■ Goal
Repeat the records below exactly.

■ Data for the task

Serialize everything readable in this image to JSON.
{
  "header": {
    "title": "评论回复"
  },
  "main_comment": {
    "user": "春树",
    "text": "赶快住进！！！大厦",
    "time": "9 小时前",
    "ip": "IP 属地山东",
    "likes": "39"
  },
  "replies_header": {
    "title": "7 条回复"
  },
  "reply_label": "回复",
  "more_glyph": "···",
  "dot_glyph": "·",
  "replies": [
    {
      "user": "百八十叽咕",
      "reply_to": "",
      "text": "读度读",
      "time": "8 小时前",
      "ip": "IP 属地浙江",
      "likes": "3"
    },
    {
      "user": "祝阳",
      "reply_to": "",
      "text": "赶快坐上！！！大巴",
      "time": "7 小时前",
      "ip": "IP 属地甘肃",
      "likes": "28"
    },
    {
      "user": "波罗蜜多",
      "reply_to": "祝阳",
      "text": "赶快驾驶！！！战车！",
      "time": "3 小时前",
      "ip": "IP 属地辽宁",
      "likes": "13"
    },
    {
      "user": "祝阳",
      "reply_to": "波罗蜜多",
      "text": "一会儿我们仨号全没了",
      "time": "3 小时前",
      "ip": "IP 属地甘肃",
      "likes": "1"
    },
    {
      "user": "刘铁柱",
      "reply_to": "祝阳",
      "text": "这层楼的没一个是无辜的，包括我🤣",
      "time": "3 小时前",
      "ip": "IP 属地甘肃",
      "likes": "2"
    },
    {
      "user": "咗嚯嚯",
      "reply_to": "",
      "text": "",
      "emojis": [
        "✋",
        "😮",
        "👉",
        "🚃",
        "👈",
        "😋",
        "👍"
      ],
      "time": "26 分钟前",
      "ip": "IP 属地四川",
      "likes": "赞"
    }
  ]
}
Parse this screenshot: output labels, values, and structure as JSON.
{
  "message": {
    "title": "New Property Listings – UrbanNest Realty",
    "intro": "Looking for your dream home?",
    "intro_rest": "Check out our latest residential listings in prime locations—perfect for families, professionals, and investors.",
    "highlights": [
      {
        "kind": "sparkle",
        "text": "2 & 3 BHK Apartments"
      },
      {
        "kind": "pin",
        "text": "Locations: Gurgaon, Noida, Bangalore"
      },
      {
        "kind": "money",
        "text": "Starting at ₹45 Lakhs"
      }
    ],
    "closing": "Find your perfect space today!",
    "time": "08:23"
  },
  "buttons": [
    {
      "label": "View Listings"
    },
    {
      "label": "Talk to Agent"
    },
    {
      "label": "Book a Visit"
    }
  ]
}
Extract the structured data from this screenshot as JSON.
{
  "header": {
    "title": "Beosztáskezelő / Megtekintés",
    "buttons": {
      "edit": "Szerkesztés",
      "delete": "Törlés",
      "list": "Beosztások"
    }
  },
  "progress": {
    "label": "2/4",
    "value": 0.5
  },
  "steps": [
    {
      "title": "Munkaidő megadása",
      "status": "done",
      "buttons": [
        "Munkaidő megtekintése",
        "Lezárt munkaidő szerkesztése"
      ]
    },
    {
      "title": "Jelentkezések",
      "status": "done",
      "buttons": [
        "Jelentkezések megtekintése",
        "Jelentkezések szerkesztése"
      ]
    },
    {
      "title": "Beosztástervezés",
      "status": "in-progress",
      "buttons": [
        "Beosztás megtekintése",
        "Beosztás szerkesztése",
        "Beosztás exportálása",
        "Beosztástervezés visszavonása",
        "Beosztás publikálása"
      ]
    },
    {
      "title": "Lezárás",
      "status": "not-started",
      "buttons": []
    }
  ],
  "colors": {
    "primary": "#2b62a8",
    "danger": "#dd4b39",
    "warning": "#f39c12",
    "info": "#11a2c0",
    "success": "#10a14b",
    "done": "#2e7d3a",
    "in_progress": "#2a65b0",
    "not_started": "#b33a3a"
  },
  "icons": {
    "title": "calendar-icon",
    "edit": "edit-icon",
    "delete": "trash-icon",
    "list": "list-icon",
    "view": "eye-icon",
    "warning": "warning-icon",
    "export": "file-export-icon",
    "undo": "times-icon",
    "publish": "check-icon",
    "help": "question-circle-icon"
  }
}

■ Output below
Serialize everything readable in this image to JSON.
{
  "header": {
    "title": "评论回复"
  },
  "main_comment": {
    "user": "春树",
    "text": "赶快住进！！！大厦",
    "time": "9 小时前",
    "ip": "IP 属地山东",
    "likes": "39"
  },
  "replies_header": {
    "title": "7 条回复"
  },
  "reply_label": "回复",
  "more_glyph": "···",
  "dot_glyph": "·",
  "replies": [
    {
      "user": "百八十叽咕",
      "reply_to": "",
      "text": "读度读",
      "time": "8 小时前",
      "ip": "IP 属地浙江",
      "likes": "3"
    },
    {
      "user": "祝阳",
      "reply_to": "",
      "text": "赶快坐上！！！大巴",
      "time": "7 小时前",
      "ip": "IP 属地甘肃",
      "likes": "28"
    },
    {
      "user": "波罗蜜多",
      "reply_to": "祝阳",
      "text": "赶快驾驶！！！战车！",
      "time": "3 小时前",
      "ip": "IP 属地辽宁",
      "likes": "13"
    },
    {
      "user": "祝阳",
      "reply_to": "波罗蜜多",
      "text": "一会儿我们仨号全没了",
      "time": "3 小时前",
      "ip": "IP 属地甘肃",
      "likes": "1"
    },
    {
      "user": "刘铁柱",
      "reply_to": "祝阳",
      "text": "这层楼的没一个是无辜的，包括我🤣",
      "time": "3 小时前",
      "ip": "IP 属地甘肃",
      "likes": "2"
    },
    {
      "user": "咗嚯嚯",
      "reply_to": "",
      "text": "",
      "emojis": [
        "✋",
        "😮",
        "👉",
        "🚃",
        "👈",
        "😋",
        "👍"
      ],
      "time": "26 分钟前",
      "ip": "IP 属地四川",
      "likes": "赞"
    }
  ]
}
Parse this screenshot: output labels, values, and structure as JSON.
{
  "message": {
    "title": "New Property Listings – UrbanNest Realty",
    "intro": "Looking for your dream home?",
    "intro_rest": "Check out our latest residential listings in prime locations—perfect for families, professionals, and investors.",
    "highlights": [
      {
        "kind": "sparkle",
        "text": "2 & 3 BHK Apartments"
      },
      {
        "kind": "pin",
        "text": "Locations: Gurgaon, Noida, Bangalore"
      },
      {
        "kind": "money",
        "text": "Starting at ₹45 Lakhs"
      }
    ],
    "closing": "Find your perfect space today!",
    "time": "08:23"
  },
  "buttons": [
    {
      "label": "View Listings"
    },
    {
      "label": "Talk to Agent"
    },
    {
      "label": "Book a Visit"
    }
  ]
}
Extract the structured data from this screenshot as JSON.
{
  "header": {
    "title": "Beosztáskezelő / Megtekintés",
    "buttons": {
      "edit": "Szerkesztés",
      "delete": "Törlés",
      "list": "Beosztások"
    }
  },
  "progress": {
    "label": "2/4",
    "value": 0.5
  },
  "steps": [
    {
      "title": "Munkaidő megadása",
      "status": "done",
      "buttons": [
        "Munkaidő megtekintése",
        "Lezárt munkaidő szerkesztése"
      ]
    },
    {
      "title": "Jelentkezések",
      "status": "done",
      "buttons": [
        "Jelentkezések megtekintése",
        "Jelentkezések szerkesztése"
      ]
    },
    {
      "title": "Beosztástervezés",
      "status": "in-progress",
      "buttons": [
        "Beosztás megtekintése",
        "Beosztás szerkesztése",
        "Beosztás exportálása",
        "Beosztástervezés visszavonása",
        "Beosztás publikálása"
      ]
    },
    {
      "title": "Lezárás",
      "status": "not-started",
      "buttons": []
    }
  ],
  "colors": {
    "primary": "#2b62a8",
    "danger": "#dd4b39",
    "warning": "#f39c12",
    "info": "#11a2c0",
    "success": "#10a14b",
    "done": "#2e7d3a",
    "in_progress": "#2a65b0",
    "not_started": "#b33a3a"
  },
  "icons": {
    "title": "calendar-icon",
    "edit": "edit-icon",
    "delete": "trash-icon",
    "list": "list-icon",
    "view": "eye-icon",
    "warning": "warning-icon",
    "export": "file-export-icon",
    "undo": "times-icon",
    "publish": "check-icon",
    "help": "question-circle-icon"
  }
}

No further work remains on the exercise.